# Challenge
Beginning with the line containing "Serialize everything readable" and ending with the last line of the records, set down every line exactly.

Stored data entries
((
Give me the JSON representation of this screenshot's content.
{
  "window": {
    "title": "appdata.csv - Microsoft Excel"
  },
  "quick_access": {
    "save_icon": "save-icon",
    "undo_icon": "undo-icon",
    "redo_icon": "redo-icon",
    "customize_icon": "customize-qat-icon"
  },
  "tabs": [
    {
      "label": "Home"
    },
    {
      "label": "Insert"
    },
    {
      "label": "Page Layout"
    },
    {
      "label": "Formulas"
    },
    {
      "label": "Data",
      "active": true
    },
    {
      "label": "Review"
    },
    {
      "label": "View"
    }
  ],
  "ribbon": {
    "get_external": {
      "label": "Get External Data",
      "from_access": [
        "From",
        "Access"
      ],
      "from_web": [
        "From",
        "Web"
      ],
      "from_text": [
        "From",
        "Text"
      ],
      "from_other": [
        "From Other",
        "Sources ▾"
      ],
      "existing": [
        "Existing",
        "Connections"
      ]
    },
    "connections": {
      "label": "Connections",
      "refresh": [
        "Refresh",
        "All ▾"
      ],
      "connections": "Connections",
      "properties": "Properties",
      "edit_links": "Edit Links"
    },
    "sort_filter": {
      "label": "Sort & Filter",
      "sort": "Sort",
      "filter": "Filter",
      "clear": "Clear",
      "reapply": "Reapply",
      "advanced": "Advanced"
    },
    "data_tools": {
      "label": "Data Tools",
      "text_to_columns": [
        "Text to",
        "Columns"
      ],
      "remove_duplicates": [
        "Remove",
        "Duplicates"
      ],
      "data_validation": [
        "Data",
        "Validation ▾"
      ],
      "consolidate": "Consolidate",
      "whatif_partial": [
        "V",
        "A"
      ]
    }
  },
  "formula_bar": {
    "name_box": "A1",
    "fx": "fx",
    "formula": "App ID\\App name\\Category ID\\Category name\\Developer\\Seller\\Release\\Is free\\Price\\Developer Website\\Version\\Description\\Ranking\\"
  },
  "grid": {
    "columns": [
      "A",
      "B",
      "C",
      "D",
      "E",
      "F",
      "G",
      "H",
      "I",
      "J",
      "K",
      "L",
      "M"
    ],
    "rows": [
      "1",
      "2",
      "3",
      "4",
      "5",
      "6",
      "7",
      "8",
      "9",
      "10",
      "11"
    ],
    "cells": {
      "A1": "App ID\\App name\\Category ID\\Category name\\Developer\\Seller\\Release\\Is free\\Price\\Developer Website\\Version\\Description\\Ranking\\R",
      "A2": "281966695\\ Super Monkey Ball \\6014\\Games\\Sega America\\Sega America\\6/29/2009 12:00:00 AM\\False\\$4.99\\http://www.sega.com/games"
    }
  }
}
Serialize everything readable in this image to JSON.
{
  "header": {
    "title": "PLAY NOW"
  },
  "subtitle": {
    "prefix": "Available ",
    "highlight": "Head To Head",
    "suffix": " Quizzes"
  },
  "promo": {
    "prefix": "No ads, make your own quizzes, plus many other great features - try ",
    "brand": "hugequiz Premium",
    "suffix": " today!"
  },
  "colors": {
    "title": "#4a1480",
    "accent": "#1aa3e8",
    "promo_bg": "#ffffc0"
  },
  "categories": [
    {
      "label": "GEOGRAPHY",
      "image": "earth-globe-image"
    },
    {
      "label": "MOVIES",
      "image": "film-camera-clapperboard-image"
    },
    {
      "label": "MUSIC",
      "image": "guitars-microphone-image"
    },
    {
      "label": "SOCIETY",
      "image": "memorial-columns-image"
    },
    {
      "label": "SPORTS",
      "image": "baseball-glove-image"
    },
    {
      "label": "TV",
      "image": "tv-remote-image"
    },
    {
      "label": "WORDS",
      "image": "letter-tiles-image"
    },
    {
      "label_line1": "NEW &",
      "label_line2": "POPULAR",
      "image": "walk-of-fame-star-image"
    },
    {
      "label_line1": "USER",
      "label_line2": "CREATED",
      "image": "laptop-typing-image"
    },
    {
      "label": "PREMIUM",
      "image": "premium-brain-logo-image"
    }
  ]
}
))
# Complete output
Serialize everything readable in this image to JSON.
{
  "header": {
    "title": "PLAY NOW"
  },
  "subtitle": {
    "prefix": "Available ",
    "highlight": "Head To Head",
    "suffix": " Quizzes"
  },
  "promo": {
    "prefix": "No ads, make your own quizzes, plus many other great features - try ",
    "brand": "hugequiz Premium",
    "suffix": " today!"
  },
  "colors": {
    "title": "#4a1480",
    "accent": "#1aa3e8",
    "promo_bg": "#ffffc0"
  },
  "categories": [
    {
      "label": "GEOGRAPHY",
      "image": "earth-globe-image"
    },
    {
      "label": "MOVIES",
      "image": "film-camera-clapperboard-image"
    },
    {
      "label": "MUSIC",
      "image": "guitars-microphone-image"
    },
    {
      "label": "SOCIETY",
      "image": "memorial-columns-image"
    },
    {
      "label": "SPORTS",
      "image": "baseball-glove-image"
    },
    {
      "label": "TV",
      "image": "tv-remote-image"
    },
    {
      "label": "WORDS",
      "image": "letter-tiles-image"
    },
    {
      "label_line1": "NEW &",
      "label_line2": "POPULAR",
      "image": "walk-of-fame-star-image"
    },
    {
      "label_line1": "USER",
      "label_line2": "CREATED",
      "image": "laptop-typing-image"
    },
    {
      "label": "PREMIUM",
      "image": "premium-brain-logo-image"
    }
  ]
}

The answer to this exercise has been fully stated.